_DATA PROVIDED_

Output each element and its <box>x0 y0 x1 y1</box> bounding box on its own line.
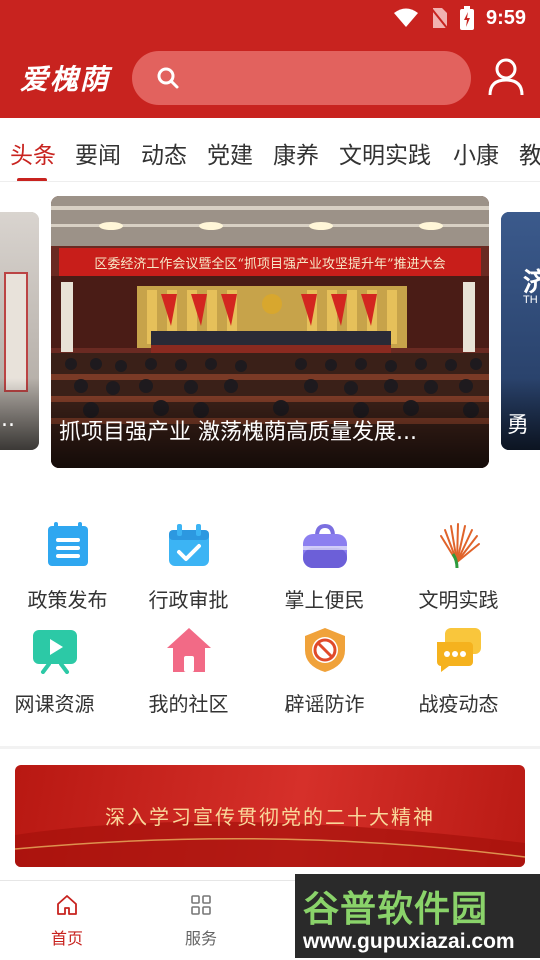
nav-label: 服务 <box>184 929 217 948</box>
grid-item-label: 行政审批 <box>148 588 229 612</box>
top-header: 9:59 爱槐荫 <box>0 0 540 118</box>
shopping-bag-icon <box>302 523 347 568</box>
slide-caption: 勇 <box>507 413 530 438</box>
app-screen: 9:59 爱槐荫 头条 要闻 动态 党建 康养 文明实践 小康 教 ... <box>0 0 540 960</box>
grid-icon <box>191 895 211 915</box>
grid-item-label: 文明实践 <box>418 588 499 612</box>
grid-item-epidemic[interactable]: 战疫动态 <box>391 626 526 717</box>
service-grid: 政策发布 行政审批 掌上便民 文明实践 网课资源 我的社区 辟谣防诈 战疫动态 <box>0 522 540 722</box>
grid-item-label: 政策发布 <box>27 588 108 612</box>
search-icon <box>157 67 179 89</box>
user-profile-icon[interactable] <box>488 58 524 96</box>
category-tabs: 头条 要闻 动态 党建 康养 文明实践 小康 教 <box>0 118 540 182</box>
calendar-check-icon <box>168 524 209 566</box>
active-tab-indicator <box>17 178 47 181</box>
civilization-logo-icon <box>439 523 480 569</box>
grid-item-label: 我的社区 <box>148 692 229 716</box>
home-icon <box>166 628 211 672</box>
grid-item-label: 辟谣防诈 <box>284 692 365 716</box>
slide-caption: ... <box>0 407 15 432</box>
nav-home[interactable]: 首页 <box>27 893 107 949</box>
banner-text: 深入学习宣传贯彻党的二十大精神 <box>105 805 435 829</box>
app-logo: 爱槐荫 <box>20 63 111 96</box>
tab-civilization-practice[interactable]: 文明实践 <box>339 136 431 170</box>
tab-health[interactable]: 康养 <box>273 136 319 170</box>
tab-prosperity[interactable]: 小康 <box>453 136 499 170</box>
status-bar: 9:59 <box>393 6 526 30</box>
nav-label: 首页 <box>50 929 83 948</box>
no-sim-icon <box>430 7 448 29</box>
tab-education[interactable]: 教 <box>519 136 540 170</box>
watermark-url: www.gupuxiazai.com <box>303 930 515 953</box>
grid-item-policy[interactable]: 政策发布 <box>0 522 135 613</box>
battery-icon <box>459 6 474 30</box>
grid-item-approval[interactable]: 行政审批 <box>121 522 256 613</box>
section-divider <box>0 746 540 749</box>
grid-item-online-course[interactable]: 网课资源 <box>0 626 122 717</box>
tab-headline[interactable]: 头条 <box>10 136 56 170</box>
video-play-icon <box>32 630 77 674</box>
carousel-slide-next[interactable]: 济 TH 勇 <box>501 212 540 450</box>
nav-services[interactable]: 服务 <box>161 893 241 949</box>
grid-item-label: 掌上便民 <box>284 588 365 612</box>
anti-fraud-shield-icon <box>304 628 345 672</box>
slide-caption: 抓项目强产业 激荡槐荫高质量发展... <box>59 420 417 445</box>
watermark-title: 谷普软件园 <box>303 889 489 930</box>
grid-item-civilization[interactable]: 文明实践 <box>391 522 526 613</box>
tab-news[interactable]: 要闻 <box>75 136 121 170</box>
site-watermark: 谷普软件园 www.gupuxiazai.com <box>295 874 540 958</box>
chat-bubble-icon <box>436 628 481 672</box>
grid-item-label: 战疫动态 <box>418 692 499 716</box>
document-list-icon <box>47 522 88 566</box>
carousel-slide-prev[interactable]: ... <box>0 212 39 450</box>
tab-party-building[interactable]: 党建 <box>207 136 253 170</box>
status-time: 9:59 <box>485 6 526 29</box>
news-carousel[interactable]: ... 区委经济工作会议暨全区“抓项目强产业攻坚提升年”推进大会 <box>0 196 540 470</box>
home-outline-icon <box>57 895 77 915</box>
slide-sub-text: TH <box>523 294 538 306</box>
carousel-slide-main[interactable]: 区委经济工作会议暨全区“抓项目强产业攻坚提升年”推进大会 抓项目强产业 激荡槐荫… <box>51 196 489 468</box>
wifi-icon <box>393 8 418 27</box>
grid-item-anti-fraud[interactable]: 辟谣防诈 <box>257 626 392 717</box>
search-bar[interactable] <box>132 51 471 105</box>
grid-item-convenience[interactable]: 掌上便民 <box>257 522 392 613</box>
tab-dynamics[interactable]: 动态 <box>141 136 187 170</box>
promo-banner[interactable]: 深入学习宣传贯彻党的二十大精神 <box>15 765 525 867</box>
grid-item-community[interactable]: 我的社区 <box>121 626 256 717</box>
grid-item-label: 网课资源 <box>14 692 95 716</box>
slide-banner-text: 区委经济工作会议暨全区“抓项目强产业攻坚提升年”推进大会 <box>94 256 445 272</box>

* * *

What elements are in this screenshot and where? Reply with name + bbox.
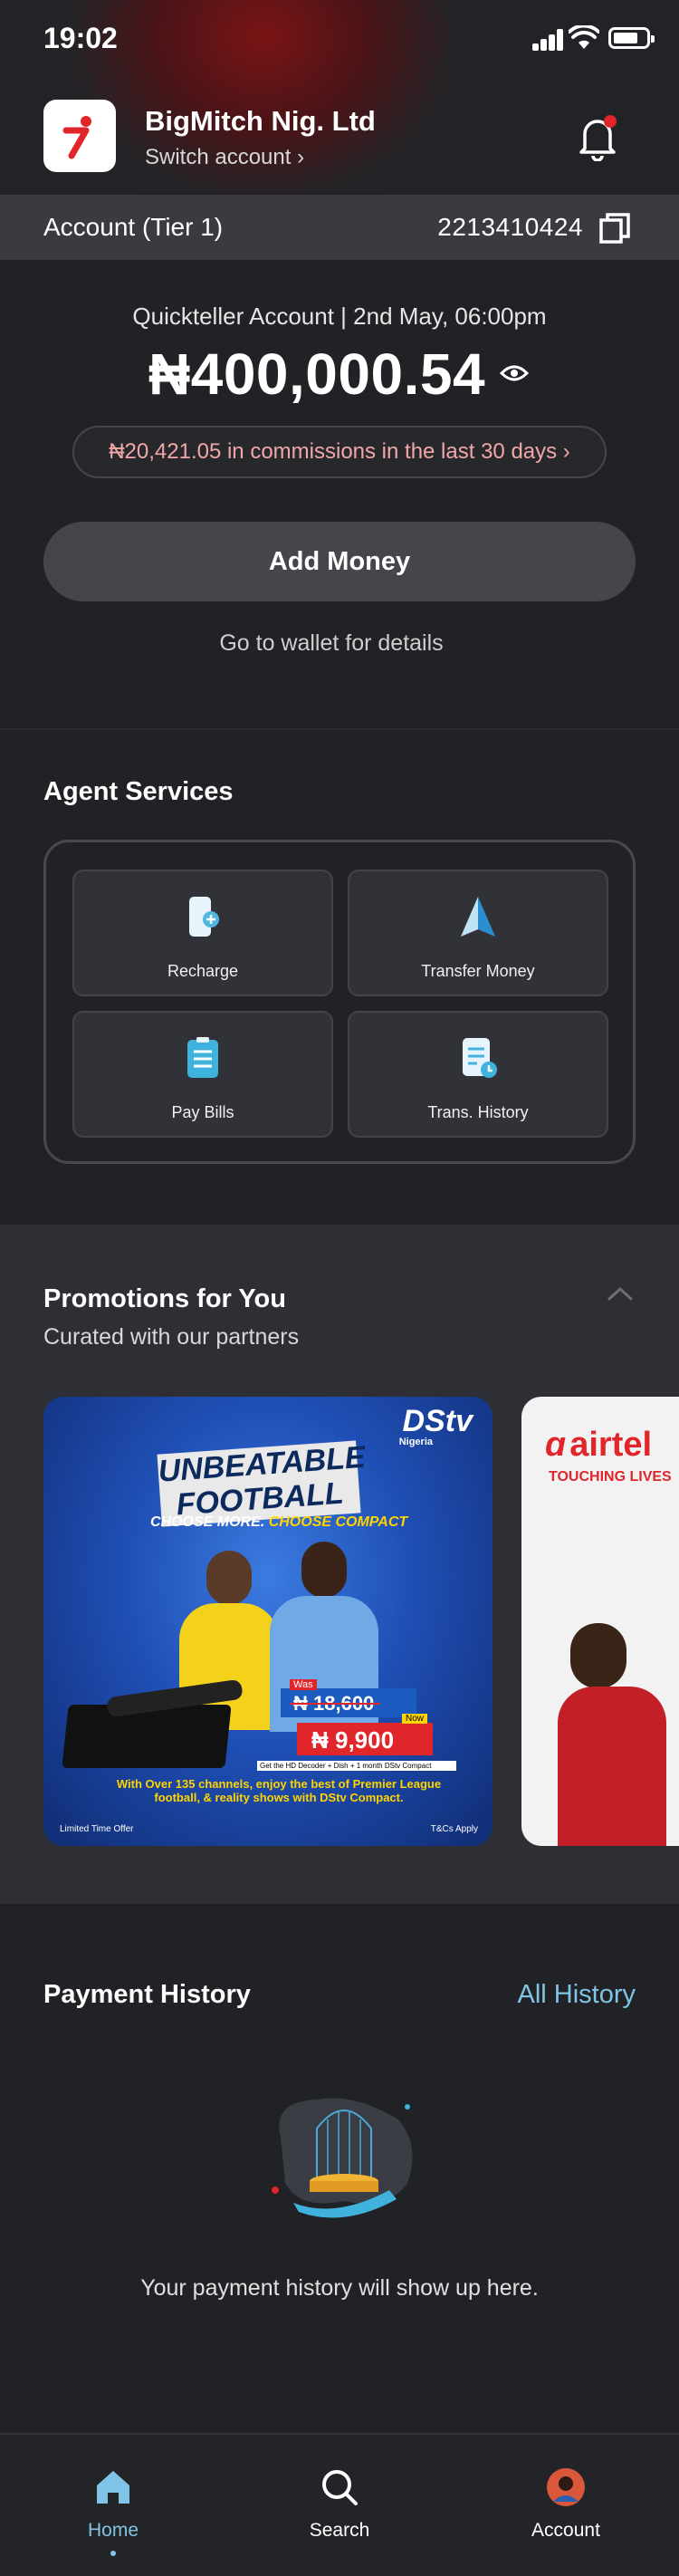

...

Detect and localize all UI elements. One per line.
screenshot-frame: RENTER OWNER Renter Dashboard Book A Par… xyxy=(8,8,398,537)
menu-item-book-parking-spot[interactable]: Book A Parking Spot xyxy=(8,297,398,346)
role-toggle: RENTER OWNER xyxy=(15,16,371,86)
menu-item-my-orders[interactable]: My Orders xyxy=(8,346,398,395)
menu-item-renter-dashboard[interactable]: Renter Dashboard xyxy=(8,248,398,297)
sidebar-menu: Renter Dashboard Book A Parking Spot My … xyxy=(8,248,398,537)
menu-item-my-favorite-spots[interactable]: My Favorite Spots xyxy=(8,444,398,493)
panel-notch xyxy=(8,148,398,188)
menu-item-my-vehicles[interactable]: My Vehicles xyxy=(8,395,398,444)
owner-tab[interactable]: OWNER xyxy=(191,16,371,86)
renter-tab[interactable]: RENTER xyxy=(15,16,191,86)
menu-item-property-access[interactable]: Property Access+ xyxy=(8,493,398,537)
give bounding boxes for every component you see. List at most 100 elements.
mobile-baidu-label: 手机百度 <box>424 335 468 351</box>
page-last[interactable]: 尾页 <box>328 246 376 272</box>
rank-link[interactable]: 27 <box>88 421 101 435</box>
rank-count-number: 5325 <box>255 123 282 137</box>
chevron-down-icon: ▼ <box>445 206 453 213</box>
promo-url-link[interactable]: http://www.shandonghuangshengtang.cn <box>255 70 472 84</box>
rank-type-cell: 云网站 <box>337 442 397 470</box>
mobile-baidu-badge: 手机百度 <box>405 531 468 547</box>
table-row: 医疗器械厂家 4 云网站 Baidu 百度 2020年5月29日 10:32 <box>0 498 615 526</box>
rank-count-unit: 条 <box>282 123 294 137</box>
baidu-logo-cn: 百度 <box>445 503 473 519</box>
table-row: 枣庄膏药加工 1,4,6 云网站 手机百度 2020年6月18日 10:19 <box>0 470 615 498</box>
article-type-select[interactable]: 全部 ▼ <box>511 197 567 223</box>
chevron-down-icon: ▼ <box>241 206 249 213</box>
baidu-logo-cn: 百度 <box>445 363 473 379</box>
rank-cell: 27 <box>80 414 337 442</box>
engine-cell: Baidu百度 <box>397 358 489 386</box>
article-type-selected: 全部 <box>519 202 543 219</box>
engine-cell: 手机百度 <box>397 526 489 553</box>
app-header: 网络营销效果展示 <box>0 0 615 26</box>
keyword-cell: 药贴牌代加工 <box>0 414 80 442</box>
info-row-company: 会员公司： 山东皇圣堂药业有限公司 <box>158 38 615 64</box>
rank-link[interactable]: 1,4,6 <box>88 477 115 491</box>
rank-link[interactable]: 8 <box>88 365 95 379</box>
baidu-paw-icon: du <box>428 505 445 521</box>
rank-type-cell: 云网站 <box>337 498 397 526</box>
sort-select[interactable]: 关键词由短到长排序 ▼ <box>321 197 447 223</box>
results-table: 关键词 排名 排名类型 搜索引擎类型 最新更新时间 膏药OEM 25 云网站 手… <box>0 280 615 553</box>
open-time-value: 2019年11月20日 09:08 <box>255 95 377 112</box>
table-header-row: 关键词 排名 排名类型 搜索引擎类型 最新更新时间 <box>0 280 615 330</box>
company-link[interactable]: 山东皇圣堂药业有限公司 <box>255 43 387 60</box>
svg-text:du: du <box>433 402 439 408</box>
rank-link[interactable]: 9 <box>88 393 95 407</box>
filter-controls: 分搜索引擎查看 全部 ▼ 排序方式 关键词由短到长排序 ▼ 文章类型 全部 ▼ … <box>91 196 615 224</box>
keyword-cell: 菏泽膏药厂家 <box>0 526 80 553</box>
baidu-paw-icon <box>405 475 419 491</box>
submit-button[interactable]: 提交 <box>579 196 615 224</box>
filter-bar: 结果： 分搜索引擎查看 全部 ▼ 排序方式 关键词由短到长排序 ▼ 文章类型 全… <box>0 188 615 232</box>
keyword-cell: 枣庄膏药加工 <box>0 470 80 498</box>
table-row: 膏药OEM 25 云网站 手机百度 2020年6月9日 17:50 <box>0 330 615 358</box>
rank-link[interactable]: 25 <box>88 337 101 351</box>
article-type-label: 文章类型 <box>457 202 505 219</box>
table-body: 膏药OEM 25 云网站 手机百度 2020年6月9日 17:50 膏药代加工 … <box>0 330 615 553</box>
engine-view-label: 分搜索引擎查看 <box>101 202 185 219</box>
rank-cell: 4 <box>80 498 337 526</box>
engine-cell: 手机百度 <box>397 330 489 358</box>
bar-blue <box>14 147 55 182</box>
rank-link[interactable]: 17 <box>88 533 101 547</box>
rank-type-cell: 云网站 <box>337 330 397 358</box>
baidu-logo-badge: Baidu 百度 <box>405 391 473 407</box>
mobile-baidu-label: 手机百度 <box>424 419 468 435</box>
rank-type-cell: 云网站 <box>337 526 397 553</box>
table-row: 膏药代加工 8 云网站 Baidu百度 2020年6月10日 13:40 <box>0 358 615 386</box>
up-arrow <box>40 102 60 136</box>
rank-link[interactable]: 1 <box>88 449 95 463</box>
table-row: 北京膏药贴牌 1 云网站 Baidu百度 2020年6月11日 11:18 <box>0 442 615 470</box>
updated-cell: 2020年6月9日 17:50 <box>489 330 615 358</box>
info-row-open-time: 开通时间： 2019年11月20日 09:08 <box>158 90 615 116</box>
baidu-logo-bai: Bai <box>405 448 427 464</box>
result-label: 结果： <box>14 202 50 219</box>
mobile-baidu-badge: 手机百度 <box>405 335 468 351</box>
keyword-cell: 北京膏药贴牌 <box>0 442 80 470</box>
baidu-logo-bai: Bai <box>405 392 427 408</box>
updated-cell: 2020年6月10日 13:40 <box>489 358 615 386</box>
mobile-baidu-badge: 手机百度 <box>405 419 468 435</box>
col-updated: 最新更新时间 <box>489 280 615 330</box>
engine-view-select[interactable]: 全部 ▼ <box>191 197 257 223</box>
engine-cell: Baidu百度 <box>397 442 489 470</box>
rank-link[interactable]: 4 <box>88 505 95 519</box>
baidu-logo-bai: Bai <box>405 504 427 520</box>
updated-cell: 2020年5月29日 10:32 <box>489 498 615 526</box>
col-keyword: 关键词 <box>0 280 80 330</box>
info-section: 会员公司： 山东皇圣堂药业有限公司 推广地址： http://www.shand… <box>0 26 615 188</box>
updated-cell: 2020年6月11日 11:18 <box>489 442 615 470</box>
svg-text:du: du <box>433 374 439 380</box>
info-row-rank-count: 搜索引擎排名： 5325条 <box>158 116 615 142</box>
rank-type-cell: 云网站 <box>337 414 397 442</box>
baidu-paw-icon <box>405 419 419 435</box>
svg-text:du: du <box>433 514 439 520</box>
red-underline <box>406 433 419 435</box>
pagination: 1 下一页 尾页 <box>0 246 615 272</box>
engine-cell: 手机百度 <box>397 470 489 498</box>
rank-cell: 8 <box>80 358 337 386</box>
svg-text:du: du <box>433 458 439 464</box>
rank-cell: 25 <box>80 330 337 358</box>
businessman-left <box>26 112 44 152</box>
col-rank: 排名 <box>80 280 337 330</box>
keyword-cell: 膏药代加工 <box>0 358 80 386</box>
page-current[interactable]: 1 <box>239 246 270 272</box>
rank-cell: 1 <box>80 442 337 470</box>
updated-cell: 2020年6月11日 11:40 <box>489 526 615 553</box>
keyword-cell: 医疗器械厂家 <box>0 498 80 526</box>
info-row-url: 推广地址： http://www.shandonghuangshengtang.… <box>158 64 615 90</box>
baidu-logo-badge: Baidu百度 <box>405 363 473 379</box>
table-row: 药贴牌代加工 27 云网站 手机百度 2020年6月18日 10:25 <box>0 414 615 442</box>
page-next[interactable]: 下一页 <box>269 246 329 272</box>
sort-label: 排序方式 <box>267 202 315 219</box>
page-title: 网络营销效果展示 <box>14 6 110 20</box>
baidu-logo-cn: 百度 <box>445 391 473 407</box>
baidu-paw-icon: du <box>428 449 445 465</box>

_SHORT PROBLEM_
Copy out, word for word, everything in the records above from the line containing "give bounding boxes" down to the line containing "chevron-down-icon: ▼ <box>445", including both of those lines.

_SOLUTION TO THIS EXERCISE_
give bounding boxes for every component you see. List at most 100 elements.
mobile-baidu-label: 手机百度 <box>424 335 468 351</box>
page-last[interactable]: 尾页 <box>328 246 376 272</box>
rank-link[interactable]: 27 <box>88 421 101 435</box>
rank-count-number: 5325 <box>255 123 282 137</box>
chevron-down-icon: ▼ <box>445 206 453 213</box>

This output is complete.